# Supplied data

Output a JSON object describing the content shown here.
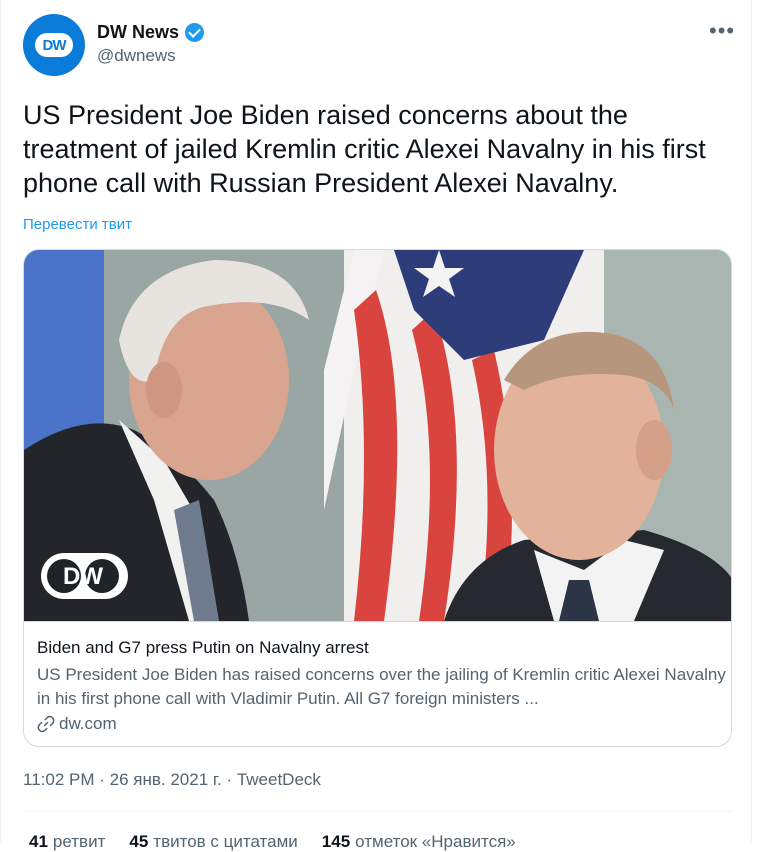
{
  "author": {
    "name": "DW News",
    "handle": "@dwnews",
    "avatar_text": "DW",
    "verified": true
  },
  "menu_icon": "more-horizontal-icon",
  "tweet_text": "US President Joe Biden raised concerns about the treatment of jailed Kremlin critic Alexei Navalny in his first phone call with Russian President Alexei Navalny.",
  "translate_label": "Перевести твит",
  "card": {
    "image_logo_text": "DW",
    "title": "Biden and G7 press Putin on Navalny arrest",
    "description": "US President Joe Biden has raised concerns over the jailing of Kremlin critic Alexei Navalny in his first phone call with Vladimir Putin. All G7 foreign ministers ...",
    "link_icon": "link-icon",
    "domain": "dw.com"
  },
  "meta": {
    "time": "11:02 PM",
    "separator": " · ",
    "date": "26 янв. 2021 г.",
    "source": "TweetDeck"
  },
  "stats": [
    {
      "count": "41",
      "label": "ретвит"
    },
    {
      "count": "45",
      "label": "твитов с цитатами"
    },
    {
      "count": "145",
      "label": "отметок «Нравится»"
    }
  ],
  "colors": {
    "accent": "#1d9bf0",
    "brand": "#0a7bd8",
    "muted": "#536471",
    "text": "#0f1419"
  }
}
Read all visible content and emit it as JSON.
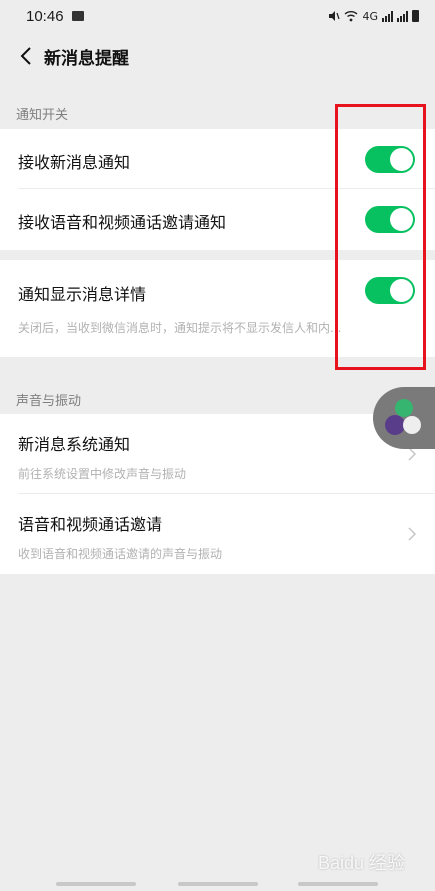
{
  "status_bar": {
    "time": "10:46",
    "signal_text": "4G"
  },
  "header": {
    "title": "新消息提醒"
  },
  "sections": {
    "notify_switch": {
      "label": "通知开关",
      "rows": [
        {
          "title": "接收新消息通知",
          "enabled": true
        },
        {
          "title": "接收语音和视频通话邀请通知",
          "enabled": true
        }
      ]
    },
    "details": {
      "title": "通知显示消息详情",
      "enabled": true,
      "description": "关闭后，当收到微信消息时，通知提示将不显示发信人和内..."
    },
    "sound_vibrate": {
      "label": "声音与振动",
      "rows": [
        {
          "title": "新消息系统通知",
          "subtitle": "前往系统设置中修改声音与振动"
        },
        {
          "title": "语音和视频通话邀请",
          "subtitle": "收到语音和视频通话邀请的声音与振动"
        }
      ]
    }
  },
  "watermark": "Baidu 经验",
  "colors": {
    "toggle_on": "#07c160",
    "highlight": "#e8121d",
    "background": "#ededed"
  }
}
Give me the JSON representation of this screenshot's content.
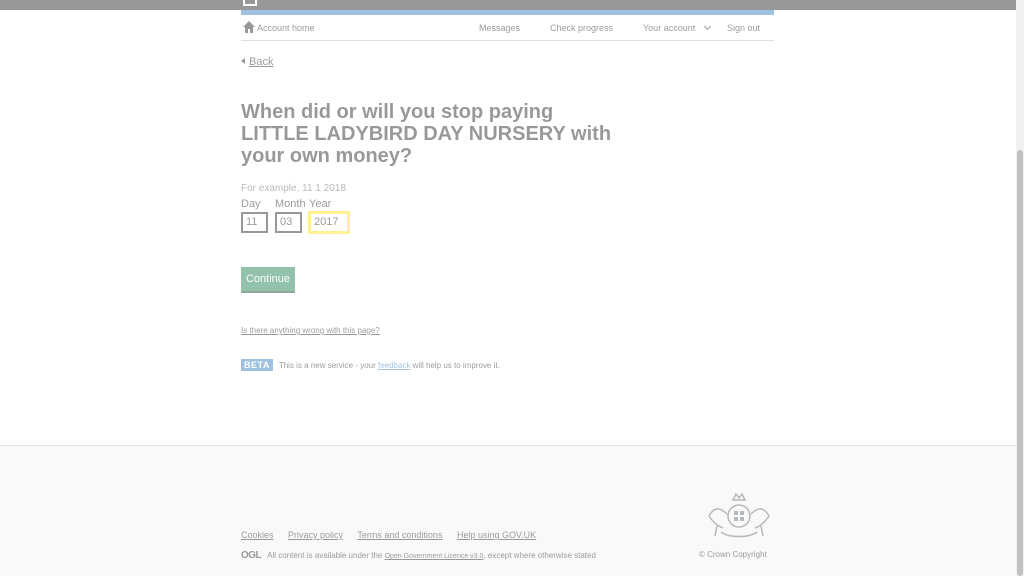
{
  "header": {
    "logo_text": "L"
  },
  "nav": {
    "home": "Account home",
    "messages": "Messages",
    "check_progress": "Check progress",
    "your_account": "Your account",
    "sign_out": "Sign out"
  },
  "back_label": "Back",
  "question": {
    "heading": "When did or will you stop paying LITTLE LADYBIRD DAY NURSERY with your own money?",
    "hint": "For example, 11 1 2018"
  },
  "date": {
    "day_label": "Day",
    "day_value": "11",
    "month_label": "Month",
    "month_value": "03",
    "year_label": "Year",
    "year_value": "2017"
  },
  "continue_label": "Continue",
  "report_link": "Is there anything wrong with this page?",
  "beta": {
    "tag": "BETA",
    "text_before": "This is a new service  - your ",
    "feedback": "feedback",
    "text_after": " will help us to improve it."
  },
  "footer": {
    "links": [
      "Cookies",
      "Privacy policy",
      "Terms and conditions",
      "Help using GOV.UK"
    ],
    "ogl": "OGL",
    "licence_before": "All content is available under the ",
    "licence_link": "Open Government Licence v3.0",
    "licence_after": ", except where otherwise stated",
    "copyright": "© Crown Copyright"
  },
  "colors": {
    "brand_blue": "#1d70b8",
    "button_green": "#00703c",
    "focus_yellow": "#ffdd00"
  }
}
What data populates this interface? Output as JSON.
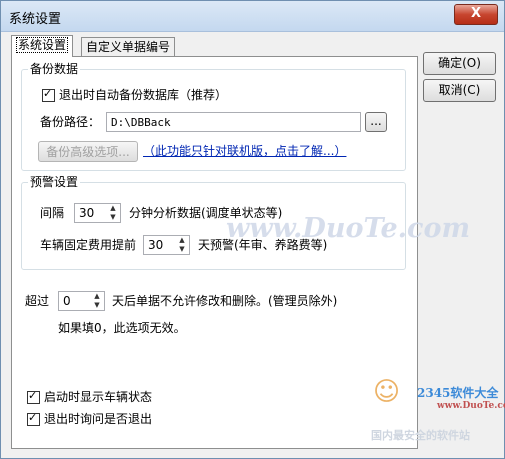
{
  "window": {
    "title": "系统设置",
    "close_label": "X"
  },
  "tabs": [
    {
      "label": "系统设置"
    },
    {
      "label": "自定义单据编号"
    }
  ],
  "side_buttons": {
    "ok": "确定(O)",
    "cancel": "取消(C)"
  },
  "backup": {
    "group_title": "备份数据",
    "auto_backup_label": "退出时自动备份数据库（推荐）",
    "auto_backup_checked": true,
    "path_label": "备份路径：",
    "path_value": "D:\\DBBack",
    "browse_label": "...",
    "advanced_button": "备份高级选项...",
    "advanced_link": "（此功能只针对联机版，点击了解...）"
  },
  "warning": {
    "group_title": "预警设置",
    "interval_label": "间隔",
    "interval_value": "30",
    "interval_suffix": "分钟分析数据(调度单状态等)",
    "fee_label": "车辆固定费用提前",
    "fee_value": "30",
    "fee_suffix": "天预警(年审、养路费等)"
  },
  "lock": {
    "prefix": "超过",
    "value": "0",
    "suffix": "天后单据不允许修改和删除。(管理员除外)",
    "note": "如果填0，此选项无效。"
  },
  "startup": {
    "show_status_label": "启动时显示车辆状态",
    "show_status_checked": true,
    "confirm_exit_label": "退出时询问是否退出",
    "confirm_exit_checked": true
  },
  "watermarks": {
    "main": "www.DuoTe.com",
    "logo": "2345软件大全",
    "url": "www.DuoTe.com",
    "bottom": "国内最安全的软件站"
  },
  "colors": {
    "link": "#0026b3",
    "title_bar": "#c4d8ef",
    "close_button": "#c7452f"
  }
}
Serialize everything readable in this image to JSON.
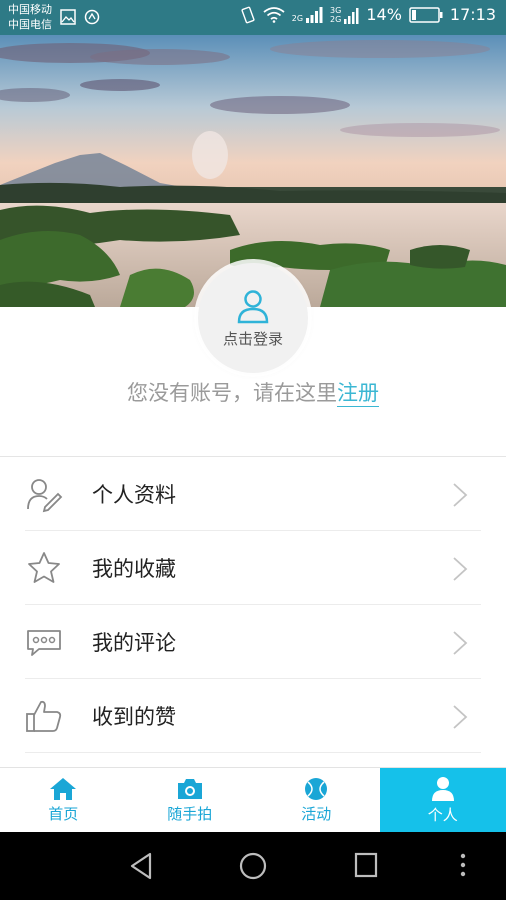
{
  "status_bar": {
    "carrier_1": "中国移动",
    "carrier_2": "中国电信",
    "net_2g": "2G",
    "net_3g": "3G",
    "net_2g_b": "2G",
    "battery": "14%",
    "time": "17:13"
  },
  "profile": {
    "login_label": "点击登录",
    "no_account_text": "您没有账号，请在这里",
    "register_link": "注册"
  },
  "menu": {
    "items": [
      {
        "label": "个人资料",
        "icon": "profile-edit-icon"
      },
      {
        "label": "我的收藏",
        "icon": "star-icon"
      },
      {
        "label": "我的评论",
        "icon": "comment-icon"
      },
      {
        "label": "收到的赞",
        "icon": "thumbs-up-icon"
      }
    ]
  },
  "tabs": {
    "items": [
      {
        "label": "首页",
        "icon": "home-icon",
        "active": false
      },
      {
        "label": "随手拍",
        "icon": "camera-icon",
        "active": false
      },
      {
        "label": "活动",
        "icon": "ball-icon",
        "active": false
      },
      {
        "label": "个人",
        "icon": "person-icon",
        "active": true
      }
    ]
  },
  "colors": {
    "accent": "#15c1ea",
    "link": "#3bb7d3",
    "status_bar": "#2e7a86"
  }
}
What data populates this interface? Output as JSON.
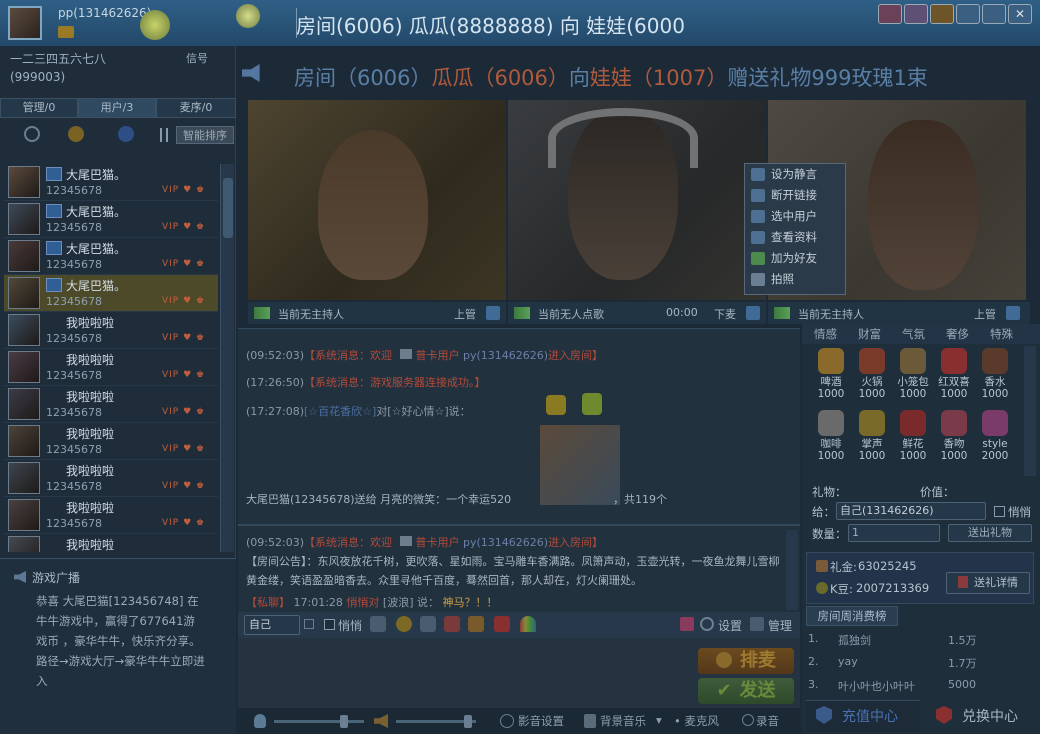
{
  "window": {
    "user": "pp(131462626)",
    "room_title": "房间(6006) 瓜瓜(8888888) 向 娃娃(6000"
  },
  "left_panel": {
    "room_name": "一二三四五六七八",
    "room_id": "(999003)",
    "signal": "信号",
    "tabs": [
      "管理/0",
      "用户/3",
      "麦序/0"
    ],
    "sort_button": "智能排序",
    "users": [
      {
        "name": "大尾巴猫。",
        "id": "12345678",
        "badges": "VIP ♥ ♚"
      },
      {
        "name": "大尾巴猫。",
        "id": "12345678",
        "badges": "VIP ♥ ♚"
      },
      {
        "name": "大尾巴猫。",
        "id": "12345678",
        "badges": "VIP ♥ ♚"
      },
      {
        "name": "大尾巴猫。",
        "id": "12345678",
        "badges": "VIP ♥ ♚"
      },
      {
        "name": "我啦啦啦",
        "id": "12345678",
        "badges": "VIP ♥ ♚"
      },
      {
        "name": "我啦啦啦",
        "id": "12345678",
        "badges": "VIP ♥ ♚"
      },
      {
        "name": "我啦啦啦",
        "id": "12345678",
        "badges": "VIP ♥ ♚"
      },
      {
        "name": "我啦啦啦",
        "id": "12345678",
        "badges": "VIP ♥ ♚"
      },
      {
        "name": "我啦啦啦",
        "id": "12345678",
        "badges": "VIP ♥ ♚"
      },
      {
        "name": "我啦啦啦",
        "id": "12345678",
        "badges": "VIP ♥ ♚"
      },
      {
        "name": "我啦啦啦",
        "id": "",
        "badges": ""
      }
    ],
    "game_broadcast": {
      "title": "游戏广播",
      "text": "恭喜 大尾巴猫[123456748] 在牛牛游戏中，赢得了677641游戏币 ，豪华牛牛，快乐齐分享。路径→游戏大厅→豪华牛牛立即进入"
    }
  },
  "center": {
    "banner": {
      "p1": "房间（6006）",
      "p2": "瓜瓜（6006）",
      "p3": "向",
      "p4": "娃娃（1007）",
      "p5": "赠送礼物999玫瑰1束"
    },
    "video_bars": [
      {
        "label": "当前无主持人",
        "action": "上管"
      },
      {
        "label": "当前无人点歌",
        "time": "00:00",
        "action": "下麦"
      },
      {
        "label": "当前无主持人",
        "action": "上管"
      }
    ],
    "context_menu": [
      "设为静言",
      "断开链接",
      "选中用户",
      "查看资料",
      "加为好友",
      "拍照"
    ],
    "chat": [
      {
        "time": "(09:52:03)",
        "sys": "【系统消息：欢迎",
        "card": "普卡用户",
        "user": "py(131462626)",
        "tail": "进入房间】"
      },
      {
        "time": "(17:26:50)",
        "sys": "【系统消息：游戏服务器连接成功。】"
      },
      {
        "time": "(17:27:08)",
        "from": "[☆百花香欣☆]",
        "to": "对[☆好心情☆]",
        "said": "说："
      },
      {
        "gift_line": "大尾巴猫(12345678)送给 月亮的微笑：一个幸运520",
        "count": "，共119个"
      }
    ],
    "public_chat": {
      "line1_time": "(09:52:03)",
      "line1_sys": "【系统消息：欢迎",
      "line1_card": "普卡用户",
      "line1_user": "py(131462626)",
      "line1_tail": "进入房间】",
      "notice": "【房间公告】：东风夜放花千树，更吹落、星如雨。宝马雕车香满路。凤箫声动，玉壶光转，一夜鱼龙舞儿雪柳黄金缕，笑语盈盈暗香去。众里寻他千百度，蓦然回首，那人却在，灯火阑珊处。",
      "whisper_tag": "【私聊】",
      "whisper_time": "17:01:28",
      "whisper_from": "悄悄对",
      "whisper_to": "[波浪] 说：",
      "whisper_text": "神马？！！"
    },
    "input_bar": {
      "target": "自己",
      "whisper": "悄悄",
      "settings": "设置",
      "manage": "管理"
    },
    "send_button": "发送",
    "sort_button": "排麦",
    "bottom_bar": {
      "video_settings": "影音设置",
      "bg_music": "背景音乐",
      "mic": "麦克风",
      "record": "录音"
    }
  },
  "right_panel": {
    "gift_tabs": [
      "情感",
      "财富",
      "气氛",
      "奢侈",
      "特殊"
    ],
    "gifts": [
      {
        "name": "啤酒",
        "price": "1000"
      },
      {
        "name": "火锅",
        "price": "1000"
      },
      {
        "name": "小笼包",
        "price": "1000"
      },
      {
        "name": "红双喜",
        "price": "1000"
      },
      {
        "name": "香水",
        "price": "1000"
      },
      {
        "name": "咖啡",
        "price": "1000"
      },
      {
        "name": "掌声",
        "price": "1000"
      },
      {
        "name": "鲜花",
        "price": "1000"
      },
      {
        "name": "香吻",
        "price": "1000"
      },
      {
        "name": "style",
        "price": "2000"
      }
    ],
    "gift_label": "礼物：",
    "price_label": "价值：",
    "to_label": "给：",
    "to_value": "自己(131462626)",
    "whisper": "悄悄",
    "qty_label": "数量：",
    "qty_value": "1",
    "send_gift": "送出礼物",
    "gold_label": "礼金:",
    "gold_value": "63025245",
    "kdou_label": "K豆:",
    "kdou_value": "2007213369",
    "gift_detail": "送礼详情",
    "weekly_tab": "房间周消费榜",
    "ranks": [
      {
        "rank": "1.",
        "name": "孤独剑",
        "amount": "1.5万"
      },
      {
        "rank": "2.",
        "name": "yay",
        "amount": "1.7万"
      },
      {
        "rank": "3.",
        "name": "叶小叶也小叶叶",
        "amount": "5000"
      }
    ],
    "recharge": "充值中心",
    "exchange": "兑换中心"
  }
}
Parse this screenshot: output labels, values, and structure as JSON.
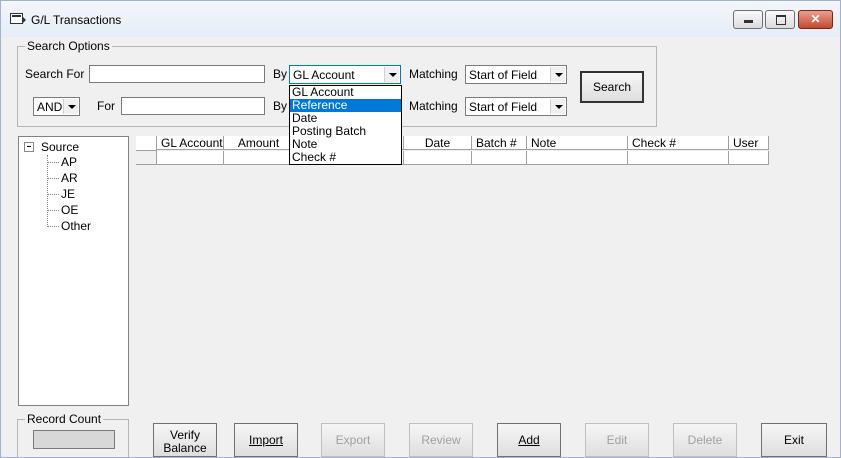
{
  "window": {
    "title": "G/L Transactions"
  },
  "search_options": {
    "legend": "Search Options",
    "row1": {
      "search_for_label": "Search For",
      "search_for_value": "",
      "by_label": "By",
      "by_value": "GL Account",
      "matching_label": "Matching",
      "matching_value": "Start of Field"
    },
    "row2": {
      "operator_value": "AND",
      "for_label": "For",
      "for_value": "",
      "by_label": "By",
      "matching_label": "Matching",
      "matching_value": "Start of Field"
    },
    "search_button": "Search",
    "by_dropdown_options": [
      "GL Account",
      "Reference",
      "Date",
      "Posting Batch",
      "Note",
      "Check #"
    ],
    "by_dropdown_selected": "Reference"
  },
  "tree": {
    "root": "Source",
    "children": [
      "AP",
      "AR",
      "JE",
      "OE",
      "Other"
    ]
  },
  "grid": {
    "columns": [
      "GL Account",
      "Amount",
      "",
      "Date",
      "Batch #",
      "Note",
      "Check #",
      "User"
    ]
  },
  "record_count": {
    "legend": "Record Count",
    "value": ""
  },
  "buttons": {
    "verify_line1": "Verify",
    "verify_line2": "Balance",
    "import": "Import",
    "export": "Export",
    "review": "Review",
    "add": "Add",
    "edit": "Edit",
    "delete": "Delete",
    "exit": "Exit"
  },
  "colors": {
    "selection": "#0078d7",
    "close_button": "#c24a33"
  }
}
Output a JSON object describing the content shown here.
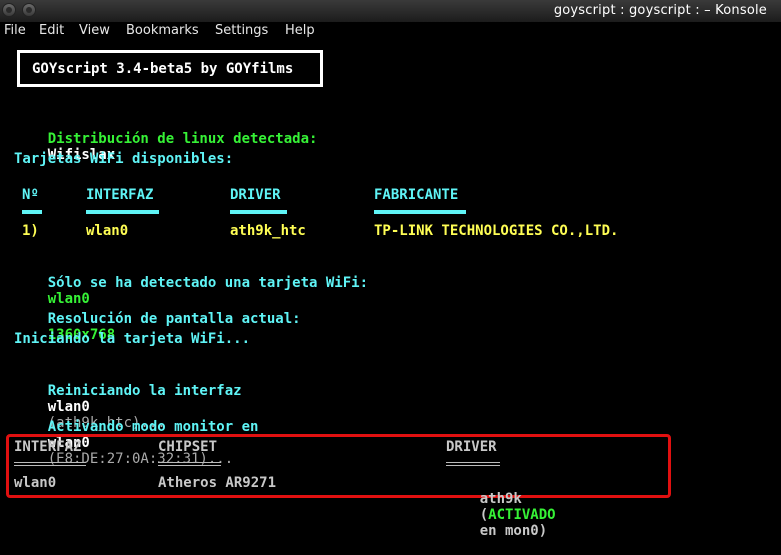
{
  "window": {
    "title": "goyscript : goyscript :  – Konsole"
  },
  "menu": [
    "File",
    "Edit",
    "View",
    "Bookmarks",
    "Settings",
    "Help"
  ],
  "terminal": {
    "header": "GOYscript 3.4-beta5 by GOYfilms",
    "distro_label": "Distribución de linux detectada:",
    "distro_value": "Wifislax",
    "cards_label": "Tarjetas WiFi disponibles:",
    "table1": {
      "headers": [
        "Nº",
        "INTERFAZ",
        "DRIVER",
        "FABRICANTE"
      ],
      "row": [
        "1)",
        "wlan0",
        "ath9k_htc",
        "TP-LINK TECHNOLOGIES CO.,LTD."
      ]
    },
    "detected_label": "Sólo se ha detectado una tarjeta WiFi:",
    "detected_value": "wlan0",
    "resolution_label": "Resolución de pantalla actual:",
    "resolution_value": "1360x768",
    "starting": "Iniciando la tarjeta WiFi...",
    "restart_label": "Reiniciando la interfaz",
    "restart_iface": "wlan0",
    "restart_driver": "(ath9k_htc)...",
    "monitor_label": "Activando modo monitor en",
    "monitor_iface": "wlan0",
    "monitor_mac": "(E8:DE:27:0A:32:31)...",
    "table2": {
      "headers": [
        "INTERFAZ",
        "CHIPSET",
        "DRIVER"
      ],
      "iface": "wlan0",
      "chipset": "Atheros AR9271",
      "driver": "ath9k",
      "paren_open": "(",
      "activated": "ACTIVADO",
      "on_mon": "en mon0)"
    }
  }
}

# Work to be completed
From the data above, copy each line where the string "will" appears.

# Exercise response
    "heading": "When did or will you stop paying LITTLE LADYBIRD DAY NURSERY with your own money?",
    "text_after": " will help us to improve it."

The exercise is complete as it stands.